## RECORDS FOR THE TASK
--*--

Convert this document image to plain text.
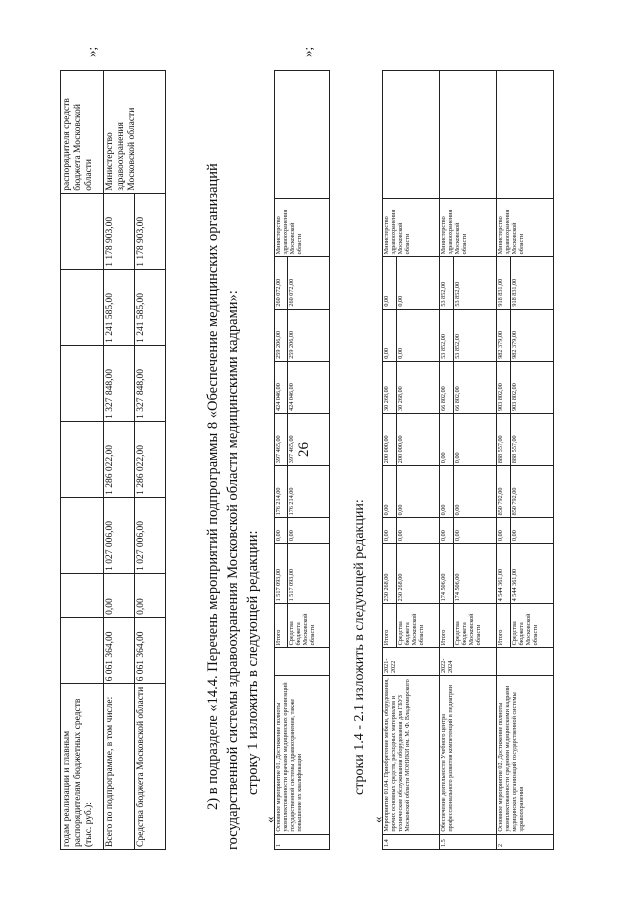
26
годам реализации и главным распорядителям бюджетных средств (тыс. руб.):								распорядителя средств бюджета Московской области
Всего по подпрограмме, в том числе:	6 061 364,00	0,00	1 027 006,00	1 286 022,00	1 327 848,00	1 241 585,00	1 178 903,00	Министерство здравоохранения Московской области
Средства бюджета Московской области	6 061 364,00	0,00	1 027 006,00	1 286 022,00	1 327 848,00	1 241 585,00	1 178 903,00	
»;
2) в подразделе «14.4. Перечень мероприятий подпрограммы 8 «Обеспечение медицинских организаций государственной системы здравоохранения Московской области медицинскими кадрами»: строку 1 изложить в следующей редакции:
«
1	Основное мероприятие 01. Достижение полноты укомплектованности врачами медицинских организаций государственной системы здравоохранения, также повышение их квалификации		Итого	1 517 093,00	0,00	176 214,00	397 465,00	424 046,00	259 206,00	260 072,00	Министерство здравоохранения Московской области	
			Средства бюджета Московской области	1 517 093,00	0,00	176 214,00	397 465,00	424 046,00	259 206,00	260 072,00		
»;
строки 1.4 - 2.1 изложить в следующей редакции:
«
1.4	Мероприятие 01.04. Приобретение мебели, оборудования, прочих основных средств, расходных материалов и технические обслуживания оборудования для ГБУЗ Московской области МОНИКИ им. М. Ф. Владимирского	2021-2022	Итого	230 268,00	0,00	0,00	200 000,00	30 268,00	0,00	0,00	Министерство здравоохранения Московской области	
			Средства бюджета Московской области	230 268,00	0,00	0,00	200 000,00	30 268,00	0,00	0,00		
1.5	Обеспечение деятельности Учебного центра профессионального развития компетенций в педиатрии	2022-2024	Итого	174 506,00	0,00	0,00	0,00	66 802,00	53 852,00	53 852,00	Министерство здравоохранения Московской области	
			Средства бюджета Московской области	174 506,00	0,00	0,00	0,00	66 802,00	53 852,00	53 852,00		
2	Основное мероприятие 02. Достижение полноты укомплектованности средними медицинскими кадрами медицинских организаций государственной системы здравоохранения		Итого	4 544 361,00	0,00	850 792,00	888 557,00	903 802,00	982 379,00	918 831,00	Министерство здравоохранения Московской области	
			Средства бюджета Московской области	4 544 361,00	0,00	850 792,00	888 557,00	903 802,00	982 379,00	918 831,00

--*--

Find the lines above that contain the word "медицинскими" and collect them.

2) в подразделе «14.4. Перечень мероприятий подпрограммы 8 «Обеспечение медицинских организаций государственной системы здравоохранения Московской области медицинскими кадрами»: строку 1 изложить в следующей редакции:
2	Основное мероприятие 02. Достижение полноты укомплектованности средними медицинскими кадрами медицинских организаций государственной системы здравоохранения		Итого	4 544 361,00	0,00	850 792,00	888 557,00	903 802,00	982 379,00	918 831,00	Министерство здравоохранения Московской области	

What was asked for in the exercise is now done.